Information given:

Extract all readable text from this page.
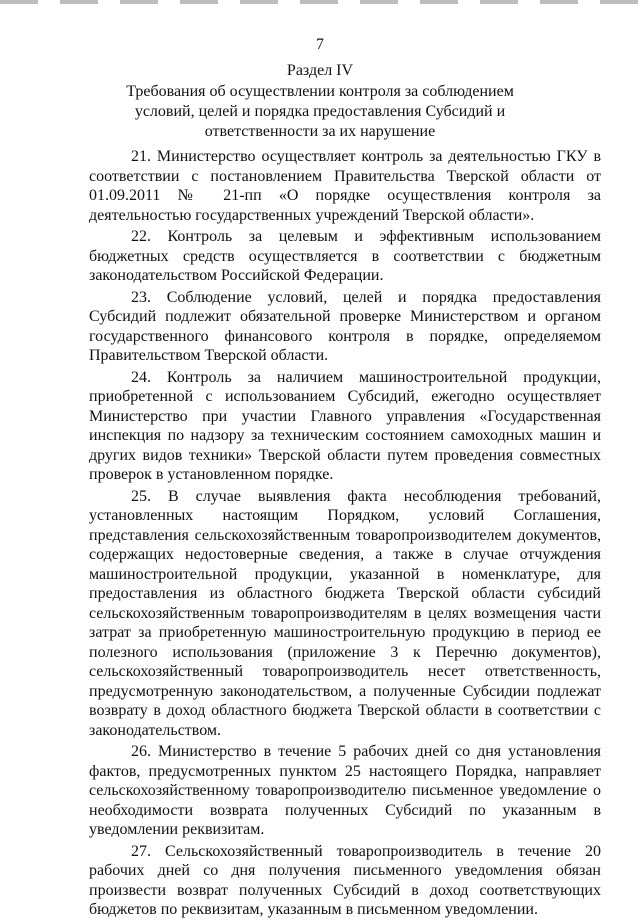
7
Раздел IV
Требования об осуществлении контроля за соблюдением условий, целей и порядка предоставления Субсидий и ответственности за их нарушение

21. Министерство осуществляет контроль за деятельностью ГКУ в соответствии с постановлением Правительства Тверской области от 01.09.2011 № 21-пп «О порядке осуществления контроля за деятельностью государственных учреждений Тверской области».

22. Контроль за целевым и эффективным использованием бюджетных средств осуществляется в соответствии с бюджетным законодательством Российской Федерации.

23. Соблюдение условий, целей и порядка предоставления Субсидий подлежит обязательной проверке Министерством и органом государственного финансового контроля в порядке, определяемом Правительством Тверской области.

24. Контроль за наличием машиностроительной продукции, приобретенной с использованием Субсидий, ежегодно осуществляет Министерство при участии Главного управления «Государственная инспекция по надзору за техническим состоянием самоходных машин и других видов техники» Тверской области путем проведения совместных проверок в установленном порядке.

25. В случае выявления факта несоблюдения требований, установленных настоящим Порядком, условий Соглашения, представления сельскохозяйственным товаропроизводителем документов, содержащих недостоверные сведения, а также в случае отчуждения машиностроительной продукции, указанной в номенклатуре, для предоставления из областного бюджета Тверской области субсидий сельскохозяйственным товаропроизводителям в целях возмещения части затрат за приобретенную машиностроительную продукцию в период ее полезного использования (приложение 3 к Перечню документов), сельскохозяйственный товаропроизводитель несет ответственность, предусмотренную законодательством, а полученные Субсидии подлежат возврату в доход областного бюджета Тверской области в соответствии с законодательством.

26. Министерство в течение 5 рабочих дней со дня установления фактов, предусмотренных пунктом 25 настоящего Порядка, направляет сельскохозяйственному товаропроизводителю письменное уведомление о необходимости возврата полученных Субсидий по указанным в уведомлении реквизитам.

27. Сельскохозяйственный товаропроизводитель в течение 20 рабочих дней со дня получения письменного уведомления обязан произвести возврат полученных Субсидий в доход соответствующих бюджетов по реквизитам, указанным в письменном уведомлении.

--

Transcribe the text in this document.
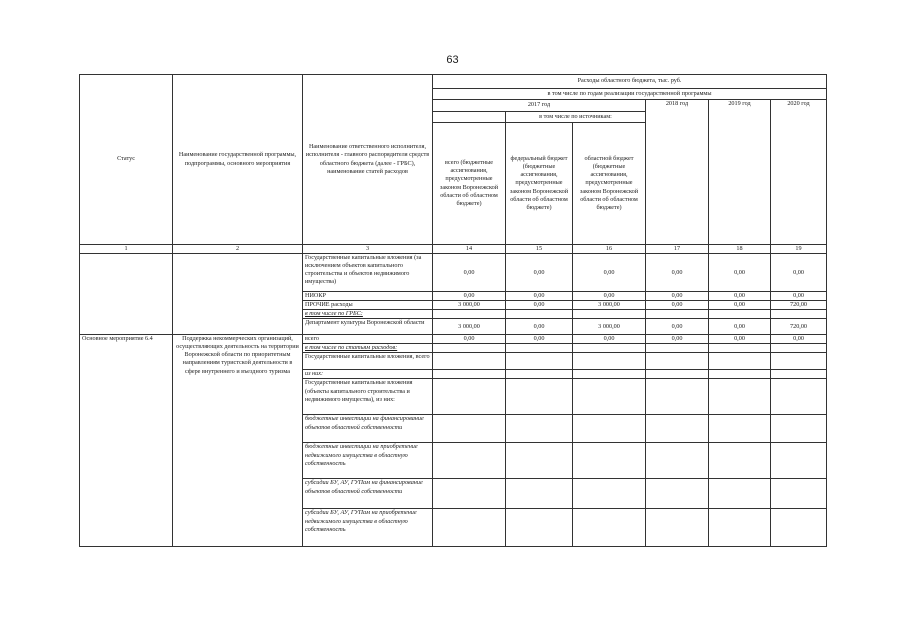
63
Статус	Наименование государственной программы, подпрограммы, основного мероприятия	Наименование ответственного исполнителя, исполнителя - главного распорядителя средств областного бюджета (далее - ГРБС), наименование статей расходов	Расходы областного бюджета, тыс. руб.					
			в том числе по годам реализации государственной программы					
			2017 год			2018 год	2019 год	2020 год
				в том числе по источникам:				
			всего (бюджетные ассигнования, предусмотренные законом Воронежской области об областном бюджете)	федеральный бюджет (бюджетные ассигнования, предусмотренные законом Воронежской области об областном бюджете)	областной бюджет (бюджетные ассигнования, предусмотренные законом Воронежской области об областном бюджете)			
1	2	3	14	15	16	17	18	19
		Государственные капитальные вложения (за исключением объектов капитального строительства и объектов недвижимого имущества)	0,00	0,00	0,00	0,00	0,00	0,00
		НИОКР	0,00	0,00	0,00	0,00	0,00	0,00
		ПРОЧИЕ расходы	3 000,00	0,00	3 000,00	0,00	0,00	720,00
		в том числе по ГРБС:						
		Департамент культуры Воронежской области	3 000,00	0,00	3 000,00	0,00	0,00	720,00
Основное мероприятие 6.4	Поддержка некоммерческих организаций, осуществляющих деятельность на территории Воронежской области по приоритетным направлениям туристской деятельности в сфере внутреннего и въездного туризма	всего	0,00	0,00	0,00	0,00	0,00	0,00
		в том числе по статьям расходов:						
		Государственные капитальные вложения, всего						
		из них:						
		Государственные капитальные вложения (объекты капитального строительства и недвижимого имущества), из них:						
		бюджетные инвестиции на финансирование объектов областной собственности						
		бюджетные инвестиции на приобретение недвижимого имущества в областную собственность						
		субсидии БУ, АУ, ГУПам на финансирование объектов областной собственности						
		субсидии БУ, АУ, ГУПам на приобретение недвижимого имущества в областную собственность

Given request: Across the material above, how many lines include the string "использованием"? Only the number is wanted.

The response: 2